*WHAT THE TASK REQUIRES*. Where does the string "screenshot" appear in the records? Copy every line that contains it.

*DATA LINES*.
## Begin
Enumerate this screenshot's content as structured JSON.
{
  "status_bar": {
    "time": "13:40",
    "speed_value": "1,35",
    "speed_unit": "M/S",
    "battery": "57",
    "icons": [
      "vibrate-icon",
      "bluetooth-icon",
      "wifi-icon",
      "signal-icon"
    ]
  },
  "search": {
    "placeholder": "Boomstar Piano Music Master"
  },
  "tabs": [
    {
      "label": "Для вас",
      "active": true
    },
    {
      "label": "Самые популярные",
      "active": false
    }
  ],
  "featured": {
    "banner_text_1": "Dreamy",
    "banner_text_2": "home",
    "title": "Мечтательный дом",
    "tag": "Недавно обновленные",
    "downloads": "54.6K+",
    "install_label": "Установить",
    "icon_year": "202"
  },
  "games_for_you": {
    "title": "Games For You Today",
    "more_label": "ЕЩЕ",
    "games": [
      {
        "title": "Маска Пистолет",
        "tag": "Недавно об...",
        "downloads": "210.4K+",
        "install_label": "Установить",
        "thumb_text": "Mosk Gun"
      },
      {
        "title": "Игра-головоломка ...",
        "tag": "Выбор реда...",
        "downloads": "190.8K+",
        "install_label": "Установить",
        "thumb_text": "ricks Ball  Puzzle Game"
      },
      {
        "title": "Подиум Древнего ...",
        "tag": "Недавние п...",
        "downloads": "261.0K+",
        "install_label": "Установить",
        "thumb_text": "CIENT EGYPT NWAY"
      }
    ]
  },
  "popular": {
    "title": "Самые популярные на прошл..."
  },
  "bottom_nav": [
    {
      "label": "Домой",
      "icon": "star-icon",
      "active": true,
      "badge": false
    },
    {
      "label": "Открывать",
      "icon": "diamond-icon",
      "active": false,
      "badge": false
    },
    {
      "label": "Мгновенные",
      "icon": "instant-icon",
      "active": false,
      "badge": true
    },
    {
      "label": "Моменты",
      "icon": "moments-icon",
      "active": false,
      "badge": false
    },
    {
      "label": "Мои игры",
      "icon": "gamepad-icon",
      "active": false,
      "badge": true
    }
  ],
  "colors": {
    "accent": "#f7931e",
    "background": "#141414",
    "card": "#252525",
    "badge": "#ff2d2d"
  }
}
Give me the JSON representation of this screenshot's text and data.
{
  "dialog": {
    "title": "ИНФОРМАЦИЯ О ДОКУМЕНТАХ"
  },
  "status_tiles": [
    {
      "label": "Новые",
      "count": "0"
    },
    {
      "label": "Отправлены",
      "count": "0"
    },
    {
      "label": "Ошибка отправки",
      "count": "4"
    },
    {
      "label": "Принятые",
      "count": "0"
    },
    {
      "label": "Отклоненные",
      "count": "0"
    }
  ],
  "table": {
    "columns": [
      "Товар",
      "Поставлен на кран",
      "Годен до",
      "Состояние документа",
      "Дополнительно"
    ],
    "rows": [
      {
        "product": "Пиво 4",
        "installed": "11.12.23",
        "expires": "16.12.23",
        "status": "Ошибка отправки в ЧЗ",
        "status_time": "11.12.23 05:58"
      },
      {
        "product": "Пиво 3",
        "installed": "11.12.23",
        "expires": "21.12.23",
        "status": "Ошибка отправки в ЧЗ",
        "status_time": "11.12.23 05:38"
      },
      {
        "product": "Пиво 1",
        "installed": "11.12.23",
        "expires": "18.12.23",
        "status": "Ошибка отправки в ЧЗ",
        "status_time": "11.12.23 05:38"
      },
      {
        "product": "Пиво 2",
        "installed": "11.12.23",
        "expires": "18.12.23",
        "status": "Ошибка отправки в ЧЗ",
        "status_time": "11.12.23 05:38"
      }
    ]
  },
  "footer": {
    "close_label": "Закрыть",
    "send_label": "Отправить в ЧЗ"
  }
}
## End
*SOLUTION BELOW*.
Enumerate this screenshot's content as structured JSON.
Give me the JSON representation of this screenshot's text and data.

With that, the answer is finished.